» TASK REQUIREMENTS: Reproduce the entries exactly as they appear below.

***

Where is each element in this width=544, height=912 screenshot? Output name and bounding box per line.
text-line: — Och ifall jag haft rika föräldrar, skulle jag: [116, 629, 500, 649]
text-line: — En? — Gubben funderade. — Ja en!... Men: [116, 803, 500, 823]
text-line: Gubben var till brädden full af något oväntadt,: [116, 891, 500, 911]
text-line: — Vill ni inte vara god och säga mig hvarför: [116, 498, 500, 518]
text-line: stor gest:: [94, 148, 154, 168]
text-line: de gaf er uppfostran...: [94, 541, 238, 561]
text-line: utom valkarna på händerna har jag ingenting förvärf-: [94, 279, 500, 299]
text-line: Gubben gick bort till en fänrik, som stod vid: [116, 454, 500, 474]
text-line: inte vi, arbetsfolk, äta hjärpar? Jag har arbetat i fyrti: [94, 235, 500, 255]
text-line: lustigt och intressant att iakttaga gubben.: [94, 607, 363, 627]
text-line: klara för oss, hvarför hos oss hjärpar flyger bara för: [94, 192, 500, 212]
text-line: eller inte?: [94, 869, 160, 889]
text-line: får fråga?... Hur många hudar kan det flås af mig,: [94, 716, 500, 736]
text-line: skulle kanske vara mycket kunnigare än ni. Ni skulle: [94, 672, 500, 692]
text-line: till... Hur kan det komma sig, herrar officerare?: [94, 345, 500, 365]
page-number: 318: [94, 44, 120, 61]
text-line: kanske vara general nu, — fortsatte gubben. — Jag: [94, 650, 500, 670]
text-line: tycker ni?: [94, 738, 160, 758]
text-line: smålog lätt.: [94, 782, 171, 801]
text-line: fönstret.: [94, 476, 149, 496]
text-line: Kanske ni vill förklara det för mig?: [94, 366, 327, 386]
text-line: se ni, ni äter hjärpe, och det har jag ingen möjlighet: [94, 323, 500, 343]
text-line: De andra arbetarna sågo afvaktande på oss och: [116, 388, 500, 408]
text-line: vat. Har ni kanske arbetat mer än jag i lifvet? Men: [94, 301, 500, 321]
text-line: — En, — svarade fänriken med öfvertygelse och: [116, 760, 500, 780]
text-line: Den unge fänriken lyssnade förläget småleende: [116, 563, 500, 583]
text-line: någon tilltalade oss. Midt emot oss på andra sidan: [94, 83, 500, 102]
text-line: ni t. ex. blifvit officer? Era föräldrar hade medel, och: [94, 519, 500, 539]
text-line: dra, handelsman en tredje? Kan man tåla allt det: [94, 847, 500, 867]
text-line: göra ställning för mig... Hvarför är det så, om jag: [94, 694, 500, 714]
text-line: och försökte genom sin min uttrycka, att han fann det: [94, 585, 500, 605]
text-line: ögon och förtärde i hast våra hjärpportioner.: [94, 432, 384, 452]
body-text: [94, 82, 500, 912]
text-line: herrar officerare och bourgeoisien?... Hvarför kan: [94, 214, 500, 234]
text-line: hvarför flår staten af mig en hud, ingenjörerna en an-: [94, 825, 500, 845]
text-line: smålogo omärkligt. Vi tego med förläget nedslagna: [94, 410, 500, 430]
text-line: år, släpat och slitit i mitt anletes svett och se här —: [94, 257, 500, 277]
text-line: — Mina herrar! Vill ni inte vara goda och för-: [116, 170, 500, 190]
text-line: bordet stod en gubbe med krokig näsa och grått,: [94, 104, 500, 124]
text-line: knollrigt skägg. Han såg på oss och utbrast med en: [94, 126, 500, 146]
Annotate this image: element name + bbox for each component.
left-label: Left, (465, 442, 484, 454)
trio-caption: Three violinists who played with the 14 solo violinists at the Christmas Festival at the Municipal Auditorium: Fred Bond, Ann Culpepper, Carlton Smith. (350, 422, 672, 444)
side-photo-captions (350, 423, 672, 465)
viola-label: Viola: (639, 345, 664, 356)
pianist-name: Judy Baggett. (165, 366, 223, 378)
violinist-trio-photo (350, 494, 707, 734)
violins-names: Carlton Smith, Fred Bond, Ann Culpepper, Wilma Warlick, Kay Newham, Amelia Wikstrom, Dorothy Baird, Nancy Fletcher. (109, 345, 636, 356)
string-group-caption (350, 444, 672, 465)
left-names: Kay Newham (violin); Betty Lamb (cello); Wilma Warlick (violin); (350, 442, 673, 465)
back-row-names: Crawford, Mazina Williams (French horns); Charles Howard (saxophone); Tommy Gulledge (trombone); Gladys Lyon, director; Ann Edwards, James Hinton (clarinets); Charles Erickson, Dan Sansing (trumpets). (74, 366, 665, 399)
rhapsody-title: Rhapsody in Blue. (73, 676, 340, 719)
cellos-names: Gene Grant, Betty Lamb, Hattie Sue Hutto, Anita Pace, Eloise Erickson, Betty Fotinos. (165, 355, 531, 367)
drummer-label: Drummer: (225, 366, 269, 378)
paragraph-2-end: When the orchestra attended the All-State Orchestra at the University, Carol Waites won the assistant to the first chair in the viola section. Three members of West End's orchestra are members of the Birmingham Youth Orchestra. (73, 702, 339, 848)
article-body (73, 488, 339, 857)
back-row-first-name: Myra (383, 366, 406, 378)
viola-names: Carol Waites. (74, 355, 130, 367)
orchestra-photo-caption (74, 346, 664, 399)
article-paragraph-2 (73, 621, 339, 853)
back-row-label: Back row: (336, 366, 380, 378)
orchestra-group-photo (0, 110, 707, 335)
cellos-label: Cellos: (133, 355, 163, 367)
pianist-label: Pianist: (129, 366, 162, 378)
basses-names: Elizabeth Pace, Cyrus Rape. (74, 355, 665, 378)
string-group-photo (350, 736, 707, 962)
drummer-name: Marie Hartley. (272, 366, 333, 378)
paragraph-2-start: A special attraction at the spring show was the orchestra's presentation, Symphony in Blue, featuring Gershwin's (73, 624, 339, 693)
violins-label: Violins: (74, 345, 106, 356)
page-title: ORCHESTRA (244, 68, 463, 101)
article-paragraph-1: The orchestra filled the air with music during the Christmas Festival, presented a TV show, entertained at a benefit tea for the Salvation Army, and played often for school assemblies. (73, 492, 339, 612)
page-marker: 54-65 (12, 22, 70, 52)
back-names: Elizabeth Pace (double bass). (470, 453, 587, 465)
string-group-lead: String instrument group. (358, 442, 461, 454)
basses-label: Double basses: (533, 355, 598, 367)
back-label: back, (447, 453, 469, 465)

***

» SOLUTION FOR THIS EXERCISE:
Where is each element in this width=544, height=912 screenshot? Output name and bounding box per line.
text-line: — Och ifall jag haft rika föräldrar, skulle jag: [116, 629, 500, 649]
text-line: — En? — Gubben funderade. — Ja en!... Men: [116, 803, 500, 823]
text-line: Gubben var till brädden full af något oväntadt,: [116, 891, 500, 911]
text-line: — Vill ni inte vara god och säga mig hvarför: [116, 498, 500, 518]
text-line: stor gest:: [94, 148, 154, 168]
text-line: de gaf er uppfostran...: [94, 541, 238, 561]
text-line: utom valkarna på händerna har jag ingenting förvärf-: [94, 279, 500, 299]
text-line: Gubben gick bort till en fänrik, som stod vid: [116, 454, 500, 474]
text-line: inte vi, arbetsfolk, äta hjärpar? Jag har arbetat i fyrti: [94, 235, 500, 255]
text-line: lustigt och intressant att iakttaga gubben.: [94, 607, 363, 627]
text-line: klara för oss, hvarför hos oss hjärpar flyger bara för: [94, 192, 500, 212]
text-line: eller inte?: [94, 869, 160, 889]
text-line: får fråga?... Hur många hudar kan det flås af mig,: [94, 716, 500, 736]
text-line: skulle kanske vara mycket kunnigare än ni. Ni skulle: [94, 672, 500, 692]
text-line: till... Hur kan det komma sig, herrar officerare?: [94, 345, 500, 365]
page-number: 318: [94, 44, 120, 61]
text-line: kanske vara general nu, — fortsatte gubben. — Jag: [94, 650, 500, 670]
text-line: tycker ni?: [94, 738, 160, 758]
text-line: smålog lätt.: [94, 782, 171, 801]
text-line: fönstret.: [94, 476, 149, 496]
text-line: Kanske ni vill förklara det för mig?: [94, 366, 327, 386]
text-line: se ni, ni äter hjärpe, och det har jag ingen möjlighet: [94, 323, 500, 343]
text-line: De andra arbetarna sågo afvaktande på oss och: [116, 388, 500, 408]
text-line: vat. Har ni kanske arbetat mer än jag i lifvet? Men: [94, 301, 500, 321]
text-line: — En, — svarade fänriken med öfvertygelse och: [116, 760, 500, 780]
text-line: Den unge fänriken lyssnade förläget småleende: [116, 563, 500, 583]
text-line: någon tilltalade oss. Midt emot oss på andra sidan: [94, 83, 500, 102]
text-line: ni t. ex. blifvit officer? Era föräldrar hade medel, och: [94, 519, 500, 539]
text-line: dra, handelsman en tredje? Kan man tåla allt det: [94, 847, 500, 867]
text-line: göra ställning för mig... Hvarför är det så, om jag: [94, 694, 500, 714]
text-line: och försökte genom sin min uttrycka, att han fann det: [94, 585, 500, 605]
text-line: ögon och förtärde i hast våra hjärpportioner.: [94, 432, 384, 452]
body-text: [94, 82, 500, 912]
text-line: herrar officerare och bourgeoisien?... Hvarför kan: [94, 214, 500, 234]
text-line: hvarför flår staten af mig en hud, ingenjörerna en an-: [94, 825, 500, 845]
text-line: smålogo omärkligt. Vi tego med förläget nedslagna: [94, 410, 500, 430]
text-line: år, släpat och slitit i mitt anletes svett och se här —: [94, 257, 500, 277]
text-line: — Mina herrar! Vill ni inte vara goda och för-: [116, 170, 500, 190]
text-line: bordet stod en gubbe med krokig näsa och grått,: [94, 104, 500, 124]
text-line: knollrigt skägg. Han såg på oss och utbrast med en: [94, 126, 500, 146]
Annotate this image: element name + bbox for each component.
left-label: Left, (465, 442, 484, 454)
trio-caption: Three violinists who played with the 14 solo violinists at the Christmas Festival at the Municipal Auditorium: Fred Bond, Ann Culpepper, Carlton Smith. (350, 422, 672, 444)
side-photo-captions (350, 423, 672, 465)
viola-label: Viola: (639, 345, 664, 356)
pianist-name: Judy Baggett. (165, 366, 223, 378)
violinist-trio-photo (350, 494, 707, 734)
violins-names: Carlton Smith, Fred Bond, Ann Culpepper, Wilma Warlick, Kay Newham, Amelia Wikstrom, Dorothy Baird, Nancy Fletcher. (109, 345, 636, 356)
string-group-caption (350, 444, 672, 465)
left-names: Kay Newham (violin); Betty Lamb (cello); Wilma Warlick (violin); (350, 442, 673, 465)
back-row-names: Crawford, Mazina Williams (French horns); Charles Howard (saxophone); Tommy Gulledge (trombone); Gladys Lyon, director; Ann Edwards, James Hinton (clarinets); Charles Erickson, Dan Sansing (trumpets). (74, 366, 665, 399)
rhapsody-title: Rhapsody in Blue. (73, 676, 340, 719)
cellos-names: Gene Grant, Betty Lamb, Hattie Sue Hutto, Anita Pace, Eloise Erickson, Betty Fotinos. (165, 355, 531, 367)
drummer-label: Drummer: (225, 366, 269, 378)
paragraph-2-end: When the orchestra attended the All-State Orchestra at the University, Carol Waites won the assistant to the first chair in the viola section. Three members of West End's orchestra are members of the Birmingham Youth Orchestra. (73, 702, 339, 848)
article-body (73, 488, 339, 857)
back-row-first-name: Myra (383, 366, 406, 378)
viola-names: Carol Waites. (74, 355, 130, 367)
orchestra-photo-caption (74, 346, 664, 399)
article-paragraph-2 (73, 621, 339, 853)
back-row-label: Back row: (336, 366, 380, 378)
orchestra-group-photo (0, 110, 707, 335)
cellos-label: Cellos: (133, 355, 163, 367)
pianist-label: Pianist: (129, 366, 162, 378)
basses-names: Elizabeth Pace, Cyrus Rape. (74, 355, 665, 378)
string-group-photo (350, 736, 707, 962)
drummer-name: Marie Hartley. (272, 366, 333, 378)
paragraph-2-start: A special attraction at the spring show was the orchestra's presentation, Symphony in Blue, featuring Gershwin's (73, 624, 339, 693)
violins-label: Violins: (74, 345, 106, 356)
page-title: ORCHESTRA (244, 68, 463, 101)
article-paragraph-1: The orchestra filled the air with music during the Christmas Festival, presented a TV show, entertained at a benefit tea for the Salvation Army, and played often for school assemblies. (73, 492, 339, 612)
page-marker: 54-65 (12, 22, 70, 52)
back-names: Elizabeth Pace (double bass). (470, 453, 587, 465)
string-group-lead: String instrument group. (358, 442, 461, 454)
basses-label: Double basses: (533, 355, 598, 367)
back-label: back, (447, 453, 469, 465)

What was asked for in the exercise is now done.